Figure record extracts
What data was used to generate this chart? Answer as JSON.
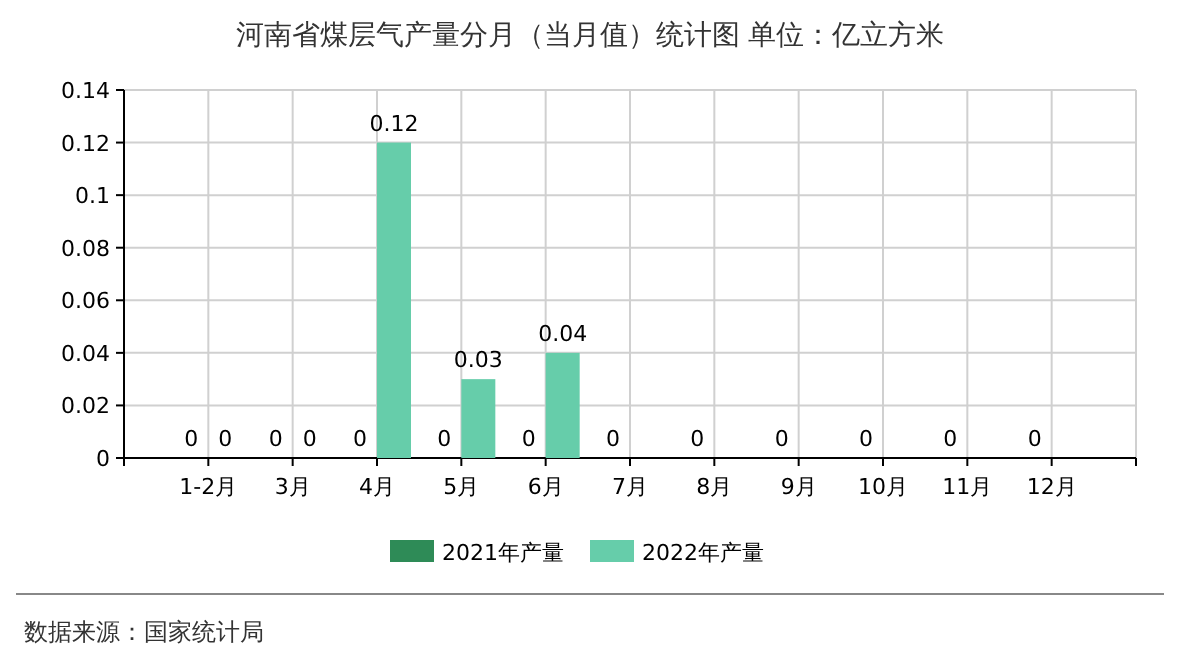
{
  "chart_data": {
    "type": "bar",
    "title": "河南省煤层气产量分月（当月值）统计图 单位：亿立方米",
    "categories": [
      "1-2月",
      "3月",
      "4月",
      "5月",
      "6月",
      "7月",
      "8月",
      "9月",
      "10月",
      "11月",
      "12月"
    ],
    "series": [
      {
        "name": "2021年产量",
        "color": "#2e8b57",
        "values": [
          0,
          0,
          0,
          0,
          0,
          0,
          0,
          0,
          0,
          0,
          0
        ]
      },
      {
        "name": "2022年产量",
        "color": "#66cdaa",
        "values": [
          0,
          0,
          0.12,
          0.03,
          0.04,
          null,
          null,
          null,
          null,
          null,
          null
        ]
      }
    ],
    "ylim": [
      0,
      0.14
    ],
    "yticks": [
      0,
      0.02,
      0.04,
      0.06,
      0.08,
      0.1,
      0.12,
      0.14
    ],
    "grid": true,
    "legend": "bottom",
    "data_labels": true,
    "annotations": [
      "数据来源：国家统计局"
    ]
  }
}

- SET PROBLEM -
Output every entry verbatim. Pictures do not belong in the copy.

- TASK RESULT -
What data was used to generate this chart? Answer as JSON.
{
  "chart_data": {
    "type": "bar",
    "title": "河南省煤层气产量分月（当月值）统计图 单位：亿立方米",
    "categories": [
      "1-2月",
      "3月",
      "4月",
      "5月",
      "6月",
      "7月",
      "8月",
      "9月",
      "10月",
      "11月",
      "12月"
    ],
    "series": [
      {
        "name": "2021年产量",
        "color": "#2e8b57",
        "values": [
          0,
          0,
          0,
          0,
          0,
          0,
          0,
          0,
          0,
          0,
          0
        ]
      },
      {
        "name": "2022年产量",
        "color": "#66cdaa",
        "values": [
          0,
          0,
          0.12,
          0.03,
          0.04,
          null,
          null,
          null,
          null,
          null,
          null
        ]
      }
    ],
    "ylim": [
      0,
      0.14
    ],
    "yticks": [
      0,
      0.02,
      0.04,
      0.06,
      0.08,
      0.1,
      0.12,
      0.14
    ],
    "grid": true,
    "legend": "bottom",
    "data_labels": true,
    "annotations": [
      "数据来源：国家统计局"
    ]
  }
}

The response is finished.